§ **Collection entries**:

------------------------------------------------------------------------

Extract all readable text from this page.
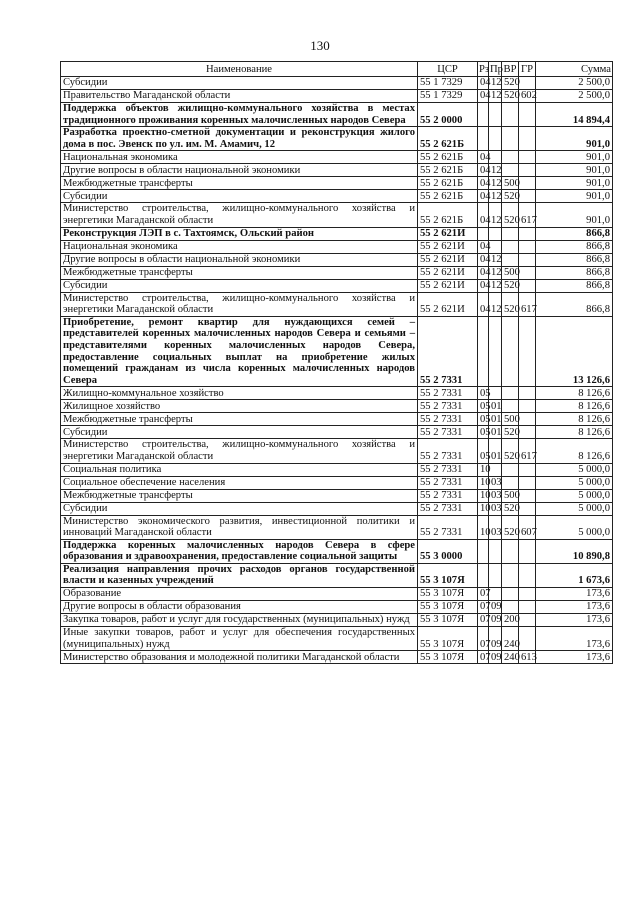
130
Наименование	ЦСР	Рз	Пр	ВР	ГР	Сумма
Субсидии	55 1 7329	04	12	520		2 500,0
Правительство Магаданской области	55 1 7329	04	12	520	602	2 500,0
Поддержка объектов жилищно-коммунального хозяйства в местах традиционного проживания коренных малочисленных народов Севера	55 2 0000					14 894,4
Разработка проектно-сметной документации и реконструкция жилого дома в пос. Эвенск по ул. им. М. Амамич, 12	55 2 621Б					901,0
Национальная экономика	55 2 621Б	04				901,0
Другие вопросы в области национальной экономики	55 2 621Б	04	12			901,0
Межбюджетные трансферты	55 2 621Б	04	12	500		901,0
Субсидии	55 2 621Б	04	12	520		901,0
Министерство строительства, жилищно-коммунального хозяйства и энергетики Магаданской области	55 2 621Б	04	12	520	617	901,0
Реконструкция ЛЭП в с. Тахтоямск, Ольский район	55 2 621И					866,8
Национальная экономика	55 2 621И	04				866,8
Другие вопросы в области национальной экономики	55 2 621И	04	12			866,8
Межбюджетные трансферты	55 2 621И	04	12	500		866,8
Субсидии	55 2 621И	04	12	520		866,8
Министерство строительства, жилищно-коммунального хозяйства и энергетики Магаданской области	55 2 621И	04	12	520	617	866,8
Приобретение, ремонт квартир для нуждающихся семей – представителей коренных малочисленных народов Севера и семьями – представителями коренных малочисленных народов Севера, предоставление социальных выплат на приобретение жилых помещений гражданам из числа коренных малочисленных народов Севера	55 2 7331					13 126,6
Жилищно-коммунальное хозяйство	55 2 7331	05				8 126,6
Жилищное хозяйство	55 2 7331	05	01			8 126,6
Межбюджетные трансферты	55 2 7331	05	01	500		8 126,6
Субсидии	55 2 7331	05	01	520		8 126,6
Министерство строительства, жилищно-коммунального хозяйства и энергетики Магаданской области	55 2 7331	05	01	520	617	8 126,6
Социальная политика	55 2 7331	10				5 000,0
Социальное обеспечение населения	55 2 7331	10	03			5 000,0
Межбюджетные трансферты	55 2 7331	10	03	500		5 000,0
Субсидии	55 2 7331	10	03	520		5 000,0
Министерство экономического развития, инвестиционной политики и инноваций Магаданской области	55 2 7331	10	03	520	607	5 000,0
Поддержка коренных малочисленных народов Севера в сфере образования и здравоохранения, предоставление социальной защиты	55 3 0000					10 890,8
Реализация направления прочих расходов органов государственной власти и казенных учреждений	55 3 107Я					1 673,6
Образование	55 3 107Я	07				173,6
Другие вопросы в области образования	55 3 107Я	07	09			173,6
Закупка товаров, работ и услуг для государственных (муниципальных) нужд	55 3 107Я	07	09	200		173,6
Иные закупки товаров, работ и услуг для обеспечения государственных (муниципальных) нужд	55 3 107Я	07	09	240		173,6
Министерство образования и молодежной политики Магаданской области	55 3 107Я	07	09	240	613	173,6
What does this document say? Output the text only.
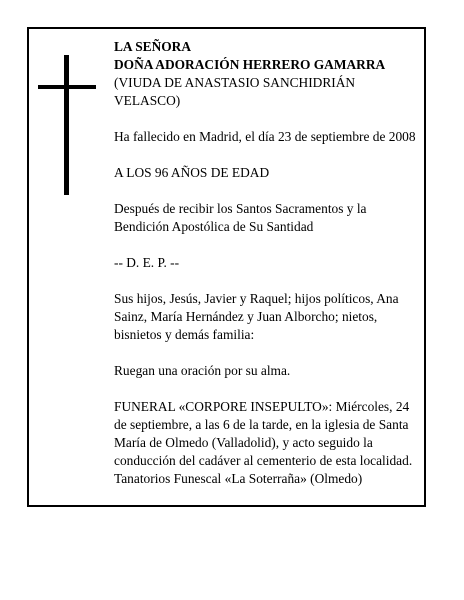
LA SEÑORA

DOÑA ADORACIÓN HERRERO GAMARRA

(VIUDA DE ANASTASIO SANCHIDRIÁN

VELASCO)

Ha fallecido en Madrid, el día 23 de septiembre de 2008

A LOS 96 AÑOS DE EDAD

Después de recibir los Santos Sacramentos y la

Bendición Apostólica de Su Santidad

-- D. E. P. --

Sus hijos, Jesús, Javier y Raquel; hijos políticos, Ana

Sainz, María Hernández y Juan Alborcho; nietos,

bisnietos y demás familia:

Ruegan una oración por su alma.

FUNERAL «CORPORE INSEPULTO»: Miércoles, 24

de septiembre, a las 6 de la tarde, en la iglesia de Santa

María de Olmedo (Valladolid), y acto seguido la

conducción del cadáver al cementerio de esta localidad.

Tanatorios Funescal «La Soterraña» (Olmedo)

------------------------------------------------------------------------

§ **Description of the task**:
In the records above, locate every line with the string "вопросы" and copy it.

§ **Solution for this problem**:
Другие вопросы в области национальной экономики	55 2 621Б	04	12			901,0
Другие вопросы в области национальной экономики	55 2 621И	04	12			866,8
Другие вопросы в области образования	55 3 107Я	07	09			173,6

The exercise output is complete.